● **AIM**
Could you copy the listing below word for word?

● **PROVIDED DATA**
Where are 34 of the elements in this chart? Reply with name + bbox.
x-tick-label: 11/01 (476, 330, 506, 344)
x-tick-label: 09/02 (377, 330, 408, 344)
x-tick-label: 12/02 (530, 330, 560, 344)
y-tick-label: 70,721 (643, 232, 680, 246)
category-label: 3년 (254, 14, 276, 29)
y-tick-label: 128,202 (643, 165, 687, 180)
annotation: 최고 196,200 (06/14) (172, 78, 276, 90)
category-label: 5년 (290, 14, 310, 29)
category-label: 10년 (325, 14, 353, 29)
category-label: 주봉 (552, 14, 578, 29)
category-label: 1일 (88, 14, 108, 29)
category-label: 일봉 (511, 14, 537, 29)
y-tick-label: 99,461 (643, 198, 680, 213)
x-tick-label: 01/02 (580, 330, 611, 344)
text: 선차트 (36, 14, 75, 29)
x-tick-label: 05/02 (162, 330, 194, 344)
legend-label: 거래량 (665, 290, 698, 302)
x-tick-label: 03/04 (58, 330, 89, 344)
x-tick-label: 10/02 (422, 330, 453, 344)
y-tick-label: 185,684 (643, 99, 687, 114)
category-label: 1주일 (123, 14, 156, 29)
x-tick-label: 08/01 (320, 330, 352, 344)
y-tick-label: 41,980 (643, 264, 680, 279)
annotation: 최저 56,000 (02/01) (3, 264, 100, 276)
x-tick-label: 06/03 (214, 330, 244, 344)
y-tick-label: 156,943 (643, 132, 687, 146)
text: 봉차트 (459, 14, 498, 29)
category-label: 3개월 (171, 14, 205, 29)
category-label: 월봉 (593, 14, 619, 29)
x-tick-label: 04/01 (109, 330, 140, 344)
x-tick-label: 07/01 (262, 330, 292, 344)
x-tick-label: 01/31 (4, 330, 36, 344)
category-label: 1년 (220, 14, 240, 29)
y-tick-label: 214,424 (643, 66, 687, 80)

● **RESULT**
Where are 34 of the elements in this chart? Reply with name + bbox.
x-tick-label: 11/01 (476, 330, 506, 344)
x-tick-label: 09/02 (377, 330, 408, 344)
x-tick-label: 12/02 (530, 330, 560, 344)
y-tick-label: 70,721 (643, 232, 680, 246)
category-label: 3년 (254, 14, 276, 29)
y-tick-label: 128,202 (643, 165, 687, 180)
annotation: 최고 196,200 (06/14) (172, 78, 276, 90)
category-label: 5년 (290, 14, 310, 29)
category-label: 10년 (325, 14, 353, 29)
category-label: 주봉 (552, 14, 578, 29)
category-label: 1일 (88, 14, 108, 29)
category-label: 일봉 (511, 14, 537, 29)
y-tick-label: 99,461 (643, 198, 680, 213)
x-tick-label: 01/02 (580, 330, 611, 344)
text: 선차트 (36, 14, 75, 29)
x-tick-label: 05/02 (162, 330, 194, 344)
legend-label: 거래량 (665, 290, 698, 302)
x-tick-label: 03/04 (58, 330, 89, 344)
x-tick-label: 10/02 (422, 330, 453, 344)
y-tick-label: 185,684 (643, 99, 687, 114)
category-label: 1주일 (123, 14, 156, 29)
x-tick-label: 08/01 (320, 330, 352, 344)
y-tick-label: 41,980 (643, 264, 680, 279)
annotation: 최저 56,000 (02/01) (3, 264, 100, 276)
x-tick-label: 06/03 (214, 330, 244, 344)
y-tick-label: 156,943 (643, 132, 687, 146)
text: 봉차트 (459, 14, 498, 29)
category-label: 3개월 (171, 14, 205, 29)
category-label: 월봉 (593, 14, 619, 29)
x-tick-label: 04/01 (109, 330, 140, 344)
x-tick-label: 07/01 (262, 330, 292, 344)
x-tick-label: 01/31 (4, 330, 36, 344)
category-label: 1년 (220, 14, 240, 29)
y-tick-label: 214,424 (643, 66, 687, 80)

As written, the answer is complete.